- DATASET EXTRACT:
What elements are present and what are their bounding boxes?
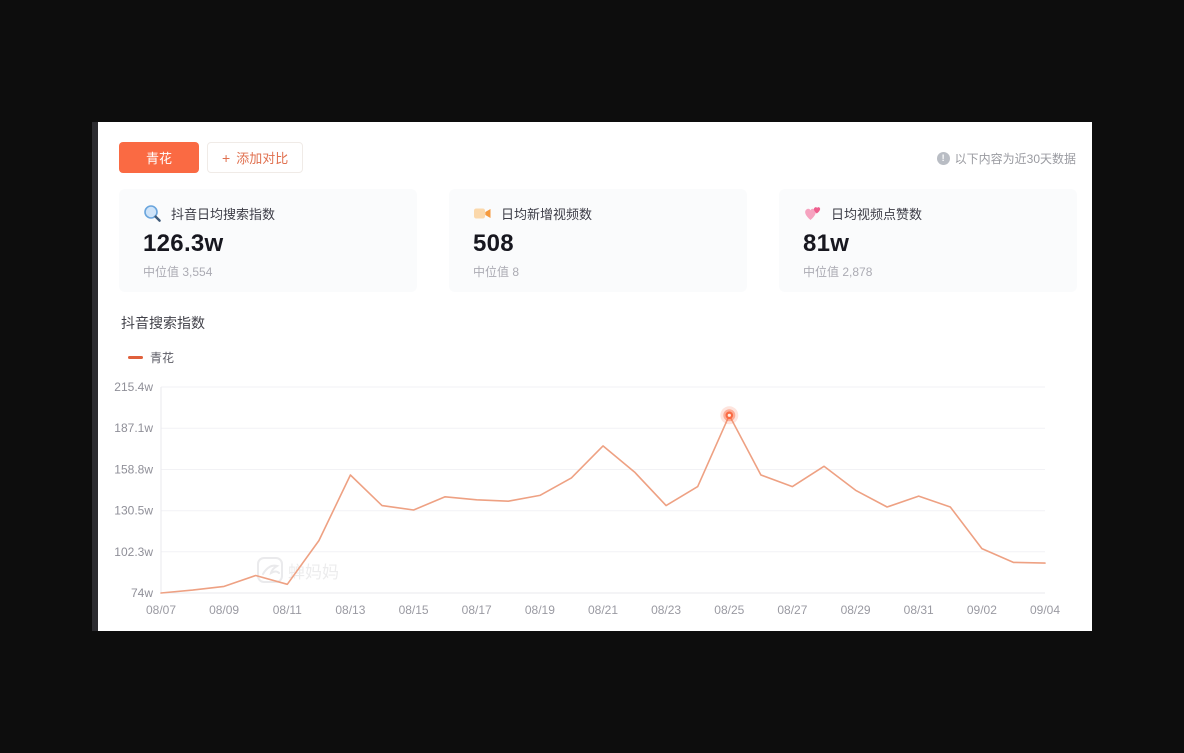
stat-card-value: 81w [803,230,850,257]
stat-card-new-videos: 日均新增视频数 508 中位值 8 [449,189,747,292]
legend-label: 青花 [150,351,175,365]
stat-card-label: 抖音日均搜索指数 [171,207,276,222]
stat-cards: 抖音日均搜索指数 126.3w 中位值 3,554 日均新增视频数 508 中位… [119,189,1077,292]
legend-item-qinghua[interactable]: 青花 [128,349,174,366]
legend-dash-icon [128,356,143,359]
stat-card-value: 126.3w [143,230,224,257]
analytics-panel: 青花 + 添加对比 ! 以下内容为近30天数据 抖音日均搜索指数 126.3w … [92,122,1092,631]
watermark: 蝉妈妈 [257,557,339,583]
x-axis-tick-label: 08/29 [841,603,871,617]
y-axis-tick-label: 158.8w [114,463,153,477]
stat-card-search-index: 抖音日均搜索指数 126.3w 中位值 3,554 [119,189,417,292]
x-axis-tick-label: 09/04 [1030,603,1060,617]
stat-card-median: 中位值 3,554 [143,265,213,279]
y-axis-tick-label: 215.4w [114,380,153,394]
heart-icon [803,204,822,223]
stat-card-likes: 日均视频点赞数 81w 中位值 2,878 [779,189,1077,292]
data-range-notice: ! 以下内容为近30天数据 [936,150,1076,167]
chart-title: 抖音搜索指数 [121,315,205,331]
data-range-notice-text: 以下内容为近30天数据 [954,152,1076,166]
x-axis-tick-label: 08/27 [777,603,807,617]
x-axis-tick-label: 08/21 [588,603,618,617]
add-comparison-button[interactable]: + 添加对比 [207,142,304,173]
series-line-qinghua [160,414,1046,594]
stat-card-value: 508 [473,230,514,257]
search-icon [143,204,162,223]
chart-canvas: 74w 102.3w 130.5w 158.8w 187.1w 215.4w 08/07 08… [114,380,1060,617]
search-index-line-chart[interactable]: 74w 102.3w 130.5w 158.8w 187.1w 215.4w 08/07 08… [98,372,1098,627]
x-axis-tick-label: 08/07 [146,603,176,617]
x-axis-tick-label: 08/17 [462,603,492,617]
stat-card-label: 日均视频点赞数 [831,207,923,222]
x-axis-tick-label: 08/15 [399,603,429,617]
stat-card-median: 中位值 2,878 [803,265,873,279]
x-axis-tick-label: 09/02 [967,603,997,617]
x-axis-tick-label: 08/23 [651,603,681,617]
keyword-tag-button[interactable]: 青花 [119,142,199,173]
x-axis-tick-label: 08/09 [209,603,239,617]
info-icon: ! [936,152,950,165]
x-axis-tick-label: 08/19 [525,603,555,617]
video-icon [473,204,492,223]
x-axis-tick-label: 08/31 [904,603,934,617]
y-axis-tick-label: 102.3w [114,545,153,559]
plus-icon: + [222,149,231,166]
y-axis-tick-label: 130.5w [114,504,153,518]
watermark-text: 蝉妈妈 [288,563,339,582]
x-axis-tick-label: 08/11 [273,603,302,617]
x-axis-tick-label: 08/13 [335,603,365,617]
y-axis-tick-label: 74w [131,586,153,600]
highlight-marker[interactable] [720,406,739,425]
x-axis-tick-label: 08/25 [714,603,744,617]
y-axis-tick-label: 187.1w [114,421,153,435]
stat-card-median: 中位值 8 [473,265,520,279]
stat-card-label: 日均新增视频数 [501,207,593,222]
add-comparison-label: 添加对比 [236,151,289,166]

- SET PROBLEM: Replace "y-axis-tick-label" with "y-axis-label" throughout the material above and write it out again with nothing else changed, leaving out the pictures.

- ANSWER IN FULL:
What elements are present and what are their bounding boxes?
stat-card-value: 81w [803,230,850,257]
stat-card-new-videos: 日均新增视频数 508 中位值 8 [449,189,747,292]
legend-label: 青花 [150,351,175,365]
stat-card-label: 抖音日均搜索指数 [171,207,276,222]
stat-cards: 抖音日均搜索指数 126.3w 中位值 3,554 日均新增视频数 508 中位… [119,189,1077,292]
legend-item-qinghua[interactable]: 青花 [128,349,174,366]
legend-dash-icon [128,356,143,359]
stat-card-value: 126.3w [143,230,224,257]
analytics-panel: 青花 + 添加对比 ! 以下内容为近30天数据 抖音日均搜索指数 126.3w … [92,122,1092,631]
watermark: 蝉妈妈 [257,557,339,583]
x-axis-tick-label: 08/29 [841,603,871,617]
y-axis-label: 158.8w [114,463,153,477]
stat-card-search-index: 抖音日均搜索指数 126.3w 中位值 3,554 [119,189,417,292]
x-axis-tick-label: 09/04 [1030,603,1060,617]
stat-card-median: 中位值 3,554 [143,265,213,279]
y-axis-label: 215.4w [114,380,153,394]
heart-icon [803,204,822,223]
stat-card-likes: 日均视频点赞数 81w 中位值 2,878 [779,189,1077,292]
data-range-notice: ! 以下内容为近30天数据 [936,150,1076,167]
chart-title: 抖音搜索指数 [121,315,205,331]
data-range-notice-text: 以下内容为近30天数据 [954,152,1076,166]
x-axis-tick-label: 08/27 [777,603,807,617]
x-axis-tick-label: 08/21 [588,603,618,617]
add-comparison-button[interactable]: + 添加对比 [207,142,304,173]
series-line-qinghua [160,414,1046,594]
stat-card-value: 508 [473,230,514,257]
search-icon [143,204,162,223]
chart-canvas: 74w 102.3w 130.5w 158.8w 187.1w 215.4w 08/07 08… [114,380,1060,617]
search-index-line-chart[interactable]: 74w 102.3w 130.5w 158.8w 187.1w 215.4w 08/07 08… [98,372,1098,627]
x-axis-tick-label: 08/07 [146,603,176,617]
x-axis-tick-label: 08/17 [462,603,492,617]
stat-card-label: 日均视频点赞数 [831,207,923,222]
x-axis-tick-label: 08/15 [399,603,429,617]
stat-card-median: 中位值 2,878 [803,265,873,279]
x-axis-tick-label: 09/02 [967,603,997,617]
x-axis-tick-label: 08/23 [651,603,681,617]
keyword-tag-button[interactable]: 青花 [119,142,199,173]
x-axis-tick-label: 08/09 [209,603,239,617]
info-icon: ! [936,152,950,165]
x-axis-tick-label: 08/19 [525,603,555,617]
video-icon [473,204,492,223]
x-axis-tick-label: 08/31 [904,603,934,617]
y-axis-label: 102.3w [114,545,153,559]
plus-icon: + [222,149,231,166]
y-axis-label: 130.5w [114,504,153,518]
watermark-text: 蝉妈妈 [288,563,339,582]
x-axis-tick-label: 08/11 [273,603,302,617]
x-axis-tick-label: 08/13 [335,603,365,617]
y-axis-label: 74w [131,586,153,600]
highlight-marker[interactable] [720,406,739,425]
x-axis-tick-label: 08/25 [714,603,744,617]
y-axis-label: 187.1w [114,421,153,435]
stat-card-median: 中位值 8 [473,265,520,279]
stat-card-label: 日均新增视频数 [501,207,593,222]
add-comparison-label: 添加对比 [236,151,289,166]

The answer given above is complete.